=== Exercise details ===
Return all of the data exactly as written, without the pictures.

=== Dataset entries ===
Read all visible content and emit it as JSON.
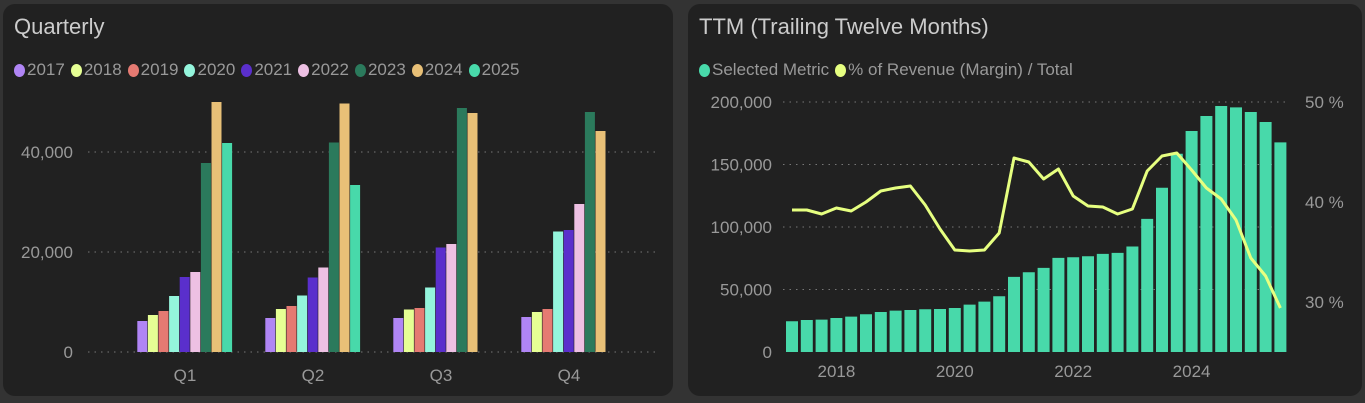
{
  "chart_data": [
    {
      "type": "bar",
      "title": "Quarterly",
      "categories": [
        "Q1",
        "Q2",
        "Q3",
        "Q4"
      ],
      "yticks": [
        "0",
        "20,000",
        "40,000"
      ],
      "ylim": [
        0,
        50000
      ],
      "grid": true,
      "legend": "top-left",
      "series": [
        {
          "name": "2017",
          "color": "#b085f5",
          "values": [
            6200,
            6800,
            6800,
            7000
          ]
        },
        {
          "name": "2018",
          "color": "#e6ff94",
          "values": [
            7400,
            8600,
            8500,
            8000
          ]
        },
        {
          "name": "2019",
          "color": "#e57a72",
          "values": [
            8200,
            9200,
            8800,
            8600
          ]
        },
        {
          "name": "2020",
          "color": "#94f5dc",
          "values": [
            11200,
            11300,
            12900,
            24100
          ]
        },
        {
          "name": "2021",
          "color": "#5a2fcc",
          "values": [
            15000,
            14900,
            20900,
            24400
          ]
        },
        {
          "name": "2022",
          "color": "#edc0e3",
          "values": [
            16000,
            16900,
            21600,
            29600
          ]
        },
        {
          "name": "2023",
          "color": "#2b7a5c",
          "values": [
            37800,
            41900,
            48800,
            48000
          ]
        },
        {
          "name": "2024",
          "color": "#e8c077",
          "values": [
            50000,
            49700,
            47800,
            44200
          ]
        },
        {
          "name": "2025",
          "color": "#48d9aa",
          "values": [
            41800,
            33400,
            null,
            null
          ]
        }
      ]
    },
    {
      "type": "bar+line",
      "title": "TTM (Trailing Twelve Months)",
      "legend": "top-left",
      "xticks": [
        "2018",
        "2020",
        "2022",
        "2024"
      ],
      "yticks": [
        "0",
        "50,000",
        "100,000",
        "150,000",
        "200,000"
      ],
      "ylim": [
        0,
        200000
      ],
      "y2ticks": [
        "30 %",
        "40 %",
        "50 %"
      ],
      "y2lim": [
        25,
        50
      ],
      "series": [
        {
          "name": "Selected Metric",
          "color": "#48d9aa",
          "values": [
            24600,
            25600,
            25900,
            27200,
            28300,
            30200,
            32000,
            33100,
            33600,
            34200,
            34400,
            35200,
            37900,
            40300,
            44600,
            60100,
            63800,
            67300,
            75300,
            75800,
            76600,
            78500,
            79300,
            84400,
            106500,
            131400,
            158600,
            176800,
            188800,
            196800,
            195700,
            192000,
            184000,
            167700
          ]
        },
        {
          "name": "% of Revenue (Margin) / Total",
          "color": "#e6ff80",
          "values": [
            39.2,
            39.2,
            38.8,
            39.4,
            39.1,
            40.0,
            41.1,
            41.4,
            41.6,
            39.7,
            37.3,
            35.2,
            35.1,
            35.2,
            36.9,
            44.4,
            44.0,
            42.3,
            43.3,
            40.6,
            39.6,
            39.5,
            38.8,
            39.3,
            43.1,
            44.6,
            44.9,
            43.2,
            41.4,
            40.3,
            38.2,
            34.4,
            32.6,
            29.4
          ]
        }
      ]
    }
  ]
}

=== Exercise result ===
Read all visible content and emit it as JSON.
{
  "chart_data": [
    {
      "type": "bar",
      "title": "Quarterly",
      "categories": [
        "Q1",
        "Q2",
        "Q3",
        "Q4"
      ],
      "yticks": [
        "0",
        "20,000",
        "40,000"
      ],
      "ylim": [
        0,
        50000
      ],
      "grid": true,
      "legend": "top-left",
      "series": [
        {
          "name": "2017",
          "color": "#b085f5",
          "values": [
            6200,
            6800,
            6800,
            7000
          ]
        },
        {
          "name": "2018",
          "color": "#e6ff94",
          "values": [
            7400,
            8600,
            8500,
            8000
          ]
        },
        {
          "name": "2019",
          "color": "#e57a72",
          "values": [
            8200,
            9200,
            8800,
            8600
          ]
        },
        {
          "name": "2020",
          "color": "#94f5dc",
          "values": [
            11200,
            11300,
            12900,
            24100
          ]
        },
        {
          "name": "2021",
          "color": "#5a2fcc",
          "values": [
            15000,
            14900,
            20900,
            24400
          ]
        },
        {
          "name": "2022",
          "color": "#edc0e3",
          "values": [
            16000,
            16900,
            21600,
            29600
          ]
        },
        {
          "name": "2023",
          "color": "#2b7a5c",
          "values": [
            37800,
            41900,
            48800,
            48000
          ]
        },
        {
          "name": "2024",
          "color": "#e8c077",
          "values": [
            50000,
            49700,
            47800,
            44200
          ]
        },
        {
          "name": "2025",
          "color": "#48d9aa",
          "values": [
            41800,
            33400,
            null,
            null
          ]
        }
      ]
    },
    {
      "type": "bar+line",
      "title": "TTM (Trailing Twelve Months)",
      "legend": "top-left",
      "xticks": [
        "2018",
        "2020",
        "2022",
        "2024"
      ],
      "yticks": [
        "0",
        "50,000",
        "100,000",
        "150,000",
        "200,000"
      ],
      "ylim": [
        0,
        200000
      ],
      "y2ticks": [
        "30 %",
        "40 %",
        "50 %"
      ],
      "y2lim": [
        25,
        50
      ],
      "series": [
        {
          "name": "Selected Metric",
          "color": "#48d9aa",
          "values": [
            24600,
            25600,
            25900,
            27200,
            28300,
            30200,
            32000,
            33100,
            33600,
            34200,
            34400,
            35200,
            37900,
            40300,
            44600,
            60100,
            63800,
            67300,
            75300,
            75800,
            76600,
            78500,
            79300,
            84400,
            106500,
            131400,
            158600,
            176800,
            188800,
            196800,
            195700,
            192000,
            184000,
            167700
          ]
        },
        {
          "name": "% of Revenue (Margin) / Total",
          "color": "#e6ff80",
          "values": [
            39.2,
            39.2,
            38.8,
            39.4,
            39.1,
            40.0,
            41.1,
            41.4,
            41.6,
            39.7,
            37.3,
            35.2,
            35.1,
            35.2,
            36.9,
            44.4,
            44.0,
            42.3,
            43.3,
            40.6,
            39.6,
            39.5,
            38.8,
            39.3,
            43.1,
            44.6,
            44.9,
            43.2,
            41.4,
            40.3,
            38.2,
            34.4,
            32.6,
            29.4
          ]
        }
      ]
    }
  ]
}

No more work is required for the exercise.